Stored entries
··········
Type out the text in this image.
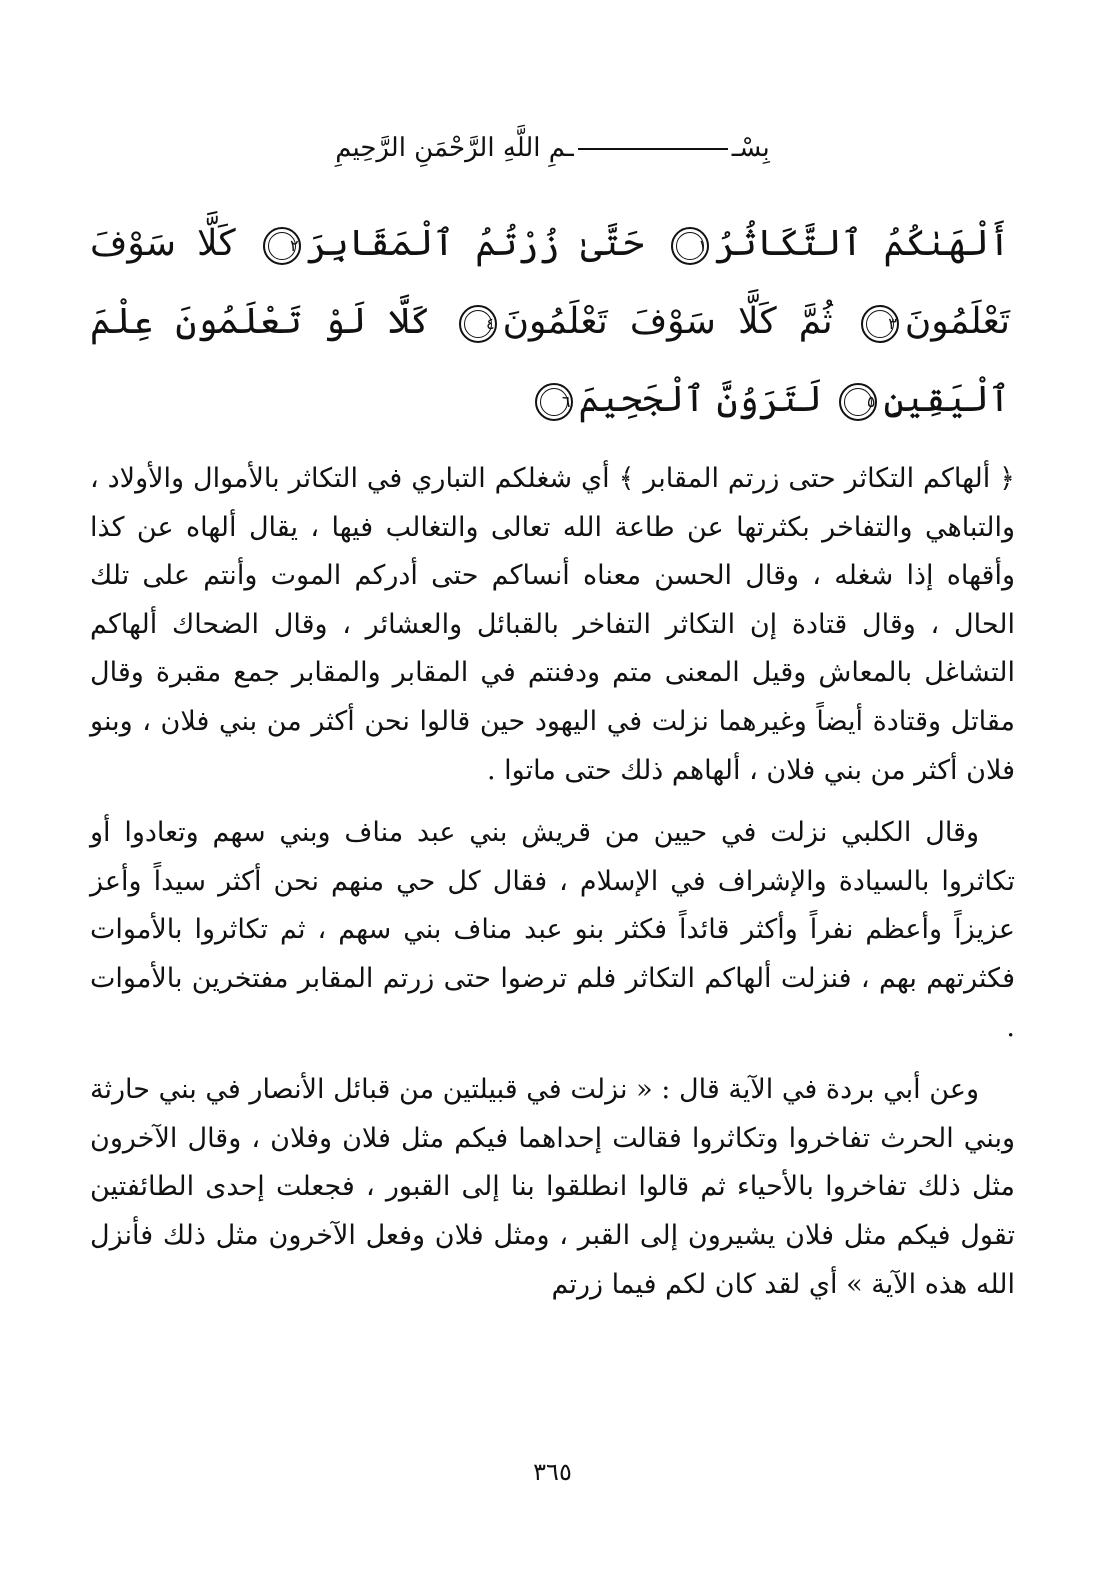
بِسْــمِ اللَّهِ الرَّحْمَنِ الرَّحِيمِ
أَلْهَىٰكُمُ ٱلتَّكَاثُرُ١ حَتَّىٰ زُرْتُمُ ٱلْمَقَابِرَ٢ كَلَّا سَوْفَ تَعْلَمُونَ٣ ثُمَّ كَلَّا سَوْفَ تَعْلَمُونَ٤ كَلَّا لَوْ تَعْلَمُونَ عِلْمَ ٱلْيَقِينِ٥ لَتَرَوُنَّ ٱلْجَحِيمَ٦

﴿ ألهاكم التكاثر حتى زرتم المقابر ﴾ أي شغلكم التباري في التكاثر بالأموال والأولاد ، والتباهي والتفاخر بكثرتها عن طاعة الله تعالى والتغالب فيها ، يقال ألهاه عن كذا وأقهاه إذا شغله ، وقال الحسن معناه أنساكم حتى أدركم الموت وأنتم على تلك الحال ، وقال قتادة إن التكاثر التفاخر بالقبائل والعشائر ، وقال الضحاك ألهاكم التشاغل بالمعاش وقيل المعنى متم ودفنتم في المقابر والمقابر جمع مقبرة وقال مقاتل وقتادة أيضاً وغيرهما نزلت في اليهود حين قالوا نحن أكثر من بني فلان ، وبنو فلان أكثر من بني فلان ، ألهاهم ذلك حتى ماتوا .

وقال الكلبي نزلت في حيين من قريش بني عبد مناف وبني سهم وتعادوا أو تكاثروا بالسيادة والإشراف في الإسلام ، فقال كل حي منهم نحن أكثر سيداً وأعز عزيزاً وأعظم نفراً وأكثر قائداً فكثر بنو عبد مناف بني سهم ، ثم تكاثروا بالأموات فكثرتهم بهم ، فنزلت ألهاكم التكاثر فلم ترضوا حتى زرتم المقابر مفتخرين بالأموات .

وعن أبي بردة في الآية قال : « نزلت في قبيلتين من قبائل الأنصار في بني حارثة وبني الحرث تفاخروا وتكاثروا فقالت إحداهما فيكم مثل فلان وفلان ، وقال الآخرون مثل ذلك تفاخروا بالأحياء ثم قالوا انطلقوا بنا إلى القبور ، فجعلت إحدى الطائفتين تقول فيكم مثل فلان يشيرون إلى القبر ، ومثل فلان وفعل الآخرون مثل ذلك فأنزل الله هذه الآية » أي لقد كان لكم فيما زرتم

٣٦٥
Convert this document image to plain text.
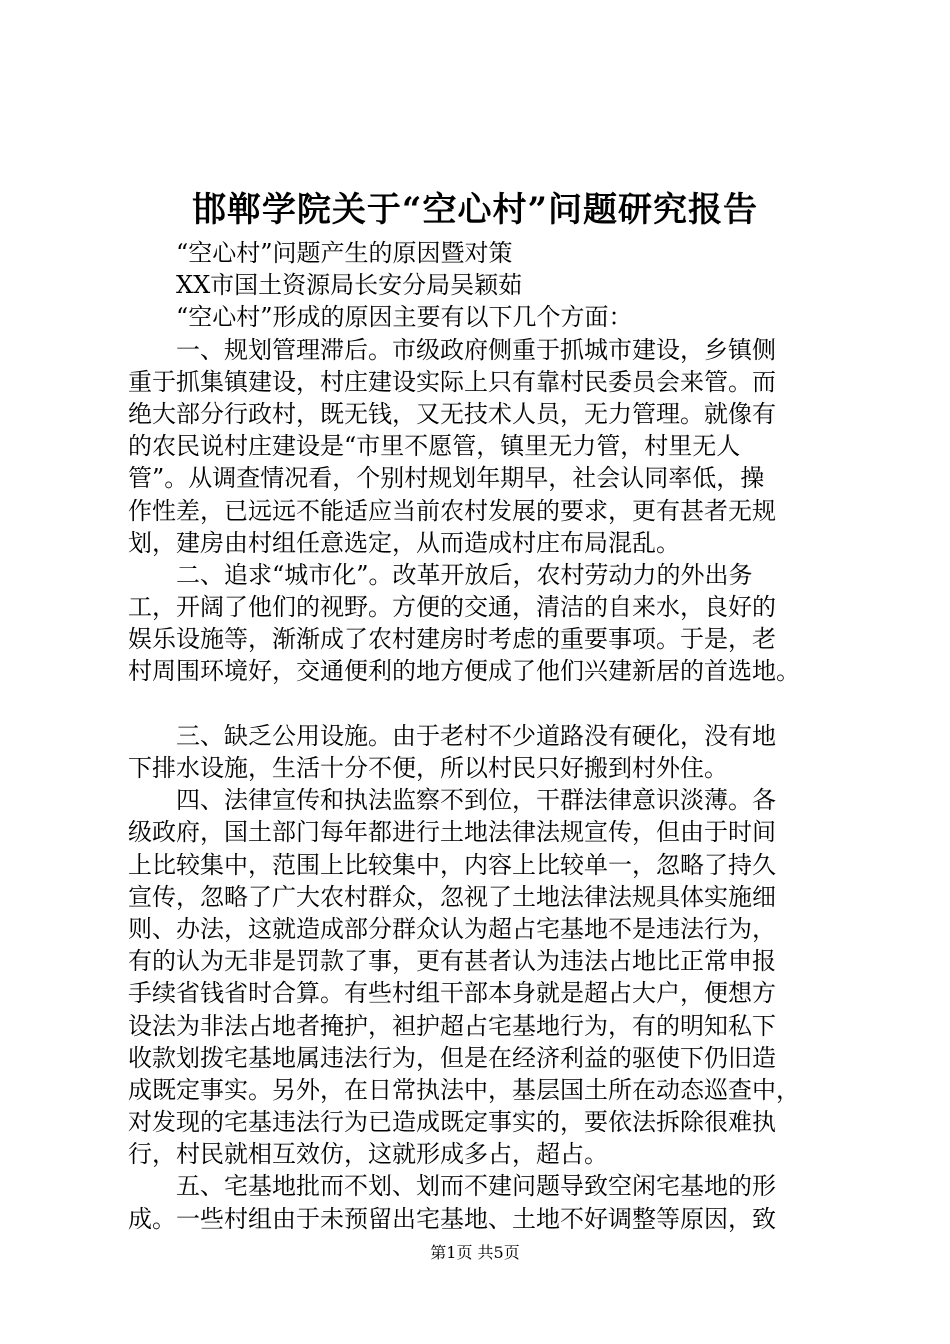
邯郸学院关于“空心村”问题研究报告
“空心村”问题产生的原因暨对策
XX市国土资源局长安分局吴颖茹
“空心村”形成的原因主要有以下几个方面：
一、规划管理滞后。市级政府侧重于抓城市建设，乡镇侧
重于抓集镇建设，村庄建设实际上只有靠村民委员会来管。而
绝大部分行政村，既无钱，又无技术人员，无力管理。就像有
的农民说村庄建设是“市里不愿管，镇里无力管，村里无人
管”。从调查情况看，个别村规划年期早，社会认同率低，操
作性差，已远远不能适应当前农村发展的要求，更有甚者无规
划，建房由村组任意选定，从而造成村庄布局混乱。
二、追求“城市化”。改革开放后，农村劳动力的外出务
工，开阔了他们的视野。方便的交通，清洁的自来水，良好的
娱乐设施等，渐渐成了农村建房时考虑的重要事项。于是，老
村周围环境好，交通便利的地方便成了他们兴建新居的首选地。
三、缺乏公用设施。由于老村不少道路没有硬化，没有地
下排水设施，生活十分不便，所以村民只好搬到村外住。
四、法律宣传和执法监察不到位，干群法律意识淡薄。各
级政府，国土部门每年都进行土地法律法规宣传，但由于时间
上比较集中，范围上比较集中，内容上比较单一，忽略了持久
宣传，忽略了广大农村群众，忽视了土地法律法规具体实施细
则、办法，这就造成部分群众认为超占宅基地不是违法行为，
有的认为无非是罚款了事，更有甚者认为违法占地比正常申报
手续省钱省时合算。有些村组干部本身就是超占大户，便想方
设法为非法占地者掩护，袒护超占宅基地行为，有的明知私下
收款划拨宅基地属违法行为，但是在经济利益的驱使下仍旧造
成既定事实。另外，在日常执法中，基层国土所在动态巡查中，
对发现的宅基违法行为已造成既定事实的，要依法拆除很难执
行，村民就相互效仿，这就形成多占，超占。
五、宅基地批而不划、划而不建问题导致空闲宅基地的形
成。一些村组由于未预留出宅基地、土地不好调整等原因，致
第1页 共5页
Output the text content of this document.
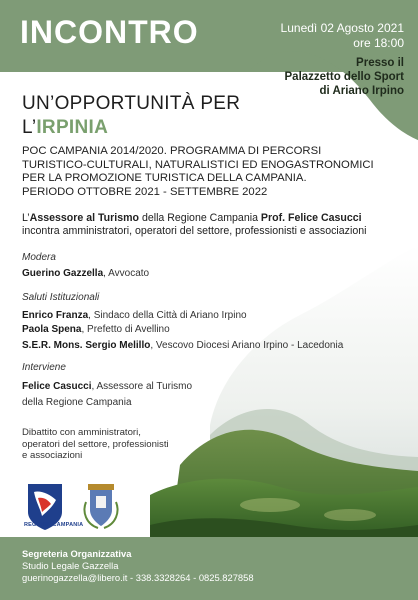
INCONTRO	Lunedì 02 Agosto 2021
ore 18:00
Presso il
Palazzetto dello Sport
di Ariano Irpino
UN’OPPORTUNITÀ PER
L’IRPINIA
POC CAMPANIA 2014/2020. PROGRAMMA DI PERCORSI
TURISTICO-CULTURALI, NATURALISTICI ED ENOGASTRONOMICI
PER LA PROMOZIONE TURISTICA DELLA CAMPANIA.
PERIODO OTTOBRE 2021 - SETTEMBRE 2022
L’Assessore al Turismo della Regione Campania Prof. Felice Casucci
incontra amministratori, operatori del settore, professionisti e associazioni
Modera
Guerino Gazzella, Avvocato
Saluti Istituzionali
Enrico Franza, Sindaco della Città di Ariano Irpino
Paola Spena, Prefetto di Avellino
S.E.R. Mons. Sergio Melillo, Vescovo Diocesi Ariano Irpino - Lacedonia
Interviene
Felice Casucci, Assessore al Turismo
della Regione Campania
Dibattito con amministratori,
operatori del settore, professionisti
e associazioni
REGIONE CAMPANIA
Segreteria Organizzativa
Studio Legale Gazzella
guerinogazzella@libero.it - 338.3328264 - 0825.827858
··········
**Given request**
Pictures are to be left out; the records above must be repeated word for word.

**Output for this task**
Type out the text in this image.
بِسْــمِ اللَّهِ الرَّحْمَنِ الرَّحِيمِ
أَلْهَىٰكُمُ ٱلتَّكَاثُرُ١ حَتَّىٰ زُرْتُمُ ٱلْمَقَابِرَ٢ كَلَّا سَوْفَ تَعْلَمُونَ٣ ثُمَّ كَلَّا سَوْفَ تَعْلَمُونَ٤ كَلَّا لَوْ تَعْلَمُونَ عِلْمَ ٱلْيَقِينِ٥ لَتَرَوُنَّ ٱلْجَحِيمَ٦

﴿ ألهاكم التكاثر حتى زرتم المقابر ﴾ أي شغلكم التباري في التكاثر بالأموال والأولاد ، والتباهي والتفاخر بكثرتها عن طاعة الله تعالى والتغالب فيها ، يقال ألهاه عن كذا وأقهاه إذا شغله ، وقال الحسن معناه أنساكم حتى أدركم الموت وأنتم على تلك الحال ، وقال قتادة إن التكاثر التفاخر بالقبائل والعشائر ، وقال الضحاك ألهاكم التشاغل بالمعاش وقيل المعنى متم ودفنتم في المقابر والمقابر جمع مقبرة وقال مقاتل وقتادة أيضاً وغيرهما نزلت في اليهود حين قالوا نحن أكثر من بني فلان ، وبنو فلان أكثر من بني فلان ، ألهاهم ذلك حتى ماتوا .

وقال الكلبي نزلت في حيين من قريش بني عبد مناف وبني سهم وتعادوا أو تكاثروا بالسيادة والإشراف في الإسلام ، فقال كل حي منهم نحن أكثر سيداً وأعز عزيزاً وأعظم نفراً وأكثر قائداً فكثر بنو عبد مناف بني سهم ، ثم تكاثروا بالأموات فكثرتهم بهم ، فنزلت ألهاكم التكاثر فلم ترضوا حتى زرتم المقابر مفتخرين بالأموات .

وعن أبي بردة في الآية قال : « نزلت في قبيلتين من قبائل الأنصار في بني حارثة وبني الحرث تفاخروا وتكاثروا فقالت إحداهما فيكم مثل فلان وفلان ، وقال الآخرون مثل ذلك تفاخروا بالأحياء ثم قالوا انطلقوا بنا إلى القبور ، فجعلت إحدى الطائفتين تقول فيكم مثل فلان يشيرون إلى القبر ، ومثل فلان وفعل الآخرون مثل ذلك فأنزل الله هذه الآية » أي لقد كان لكم فيما زرتم

٣٦٥
Convert this document image to plain text.
邯郸学院关于“空心村”问题研究报告
“空心村”问题产生的原因暨对策
XX市国土资源局长安分局吴颖茹
“空心村”形成的原因主要有以下几个方面：
一、规划管理滞后。市级政府侧重于抓城市建设，乡镇侧
重于抓集镇建设，村庄建设实际上只有靠村民委员会来管。而
绝大部分行政村，既无钱，又无技术人员，无力管理。就像有
的农民说村庄建设是“市里不愿管，镇里无力管，村里无人
管”。从调查情况看，个别村规划年期早，社会认同率低，操
作性差，已远远不能适应当前农村发展的要求，更有甚者无规
划，建房由村组任意选定，从而造成村庄布局混乱。
二、追求“城市化”。改革开放后，农村劳动力的外出务
工，开阔了他们的视野。方便的交通，清洁的自来水，良好的
娱乐设施等，渐渐成了农村建房时考虑的重要事项。于是，老
村周围环境好，交通便利的地方便成了他们兴建新居的首选地。
三、缺乏公用设施。由于老村不少道路没有硬化，没有地
下排水设施，生活十分不便，所以村民只好搬到村外住。
四、法律宣传和执法监察不到位，干群法律意识淡薄。各
级政府，国土部门每年都进行土地法律法规宣传，但由于时间
上比较集中，范围上比较集中，内容上比较单一，忽略了持久
宣传，忽略了广大农村群众，忽视了土地法律法规具体实施细
则、办法，这就造成部分群众认为超占宅基地不是违法行为，
有的认为无非是罚款了事，更有甚者认为违法占地比正常申报
手续省钱省时合算。有些村组干部本身就是超占大户，便想方
设法为非法占地者掩护，袒护超占宅基地行为，有的明知私下
收款划拨宅基地属违法行为，但是在经济利益的驱使下仍旧造
成既定事实。另外，在日常执法中，基层国土所在动态巡查中，
对发现的宅基违法行为已造成既定事实的，要依法拆除很难执
行，村民就相互效仿，这就形成多占，超占。
五、宅基地批而不划、划而不建问题导致空闲宅基地的形
成。一些村组由于未预留出宅基地、土地不好调整等原因，致
第1页 共5页
Output the text content of this document.
INCONTRO	Lunedì 02 Agosto 2021
ore 18:00
Presso il
Palazzetto dello Sport
di Ariano Irpino
UN’OPPORTUNITÀ PER
L’IRPINIA
POC CAMPANIA 2014/2020. PROGRAMMA DI PERCORSI
TURISTICO-CULTURALI, NATURALISTICI ED ENOGASTRONOMICI
PER LA PROMOZIONE TURISTICA DELLA CAMPANIA.
PERIODO OTTOBRE 2021 - SETTEMBRE 2022
L’Assessore al Turismo della Regione Campania Prof. Felice Casucci
incontra amministratori, operatori del settore, professionisti e associazioni
Modera
Guerino Gazzella, Avvocato
Saluti Istituzionali
Enrico Franza, Sindaco della Città di Ariano Irpino
Paola Spena, Prefetto di Avellino
S.E.R. Mons. Sergio Melillo, Vescovo Diocesi Ariano Irpino - Lacedonia
Interviene
Felice Casucci, Assessore al Turismo
della Regione Campania
Dibattito con amministratori,
operatori del settore, professionisti
e associazioni
REGIONE CAMPANIA
Segreteria Organizzativa
Studio Legale Gazzella
guerinogazzella@libero.it - 338.3328264 - 0825.827858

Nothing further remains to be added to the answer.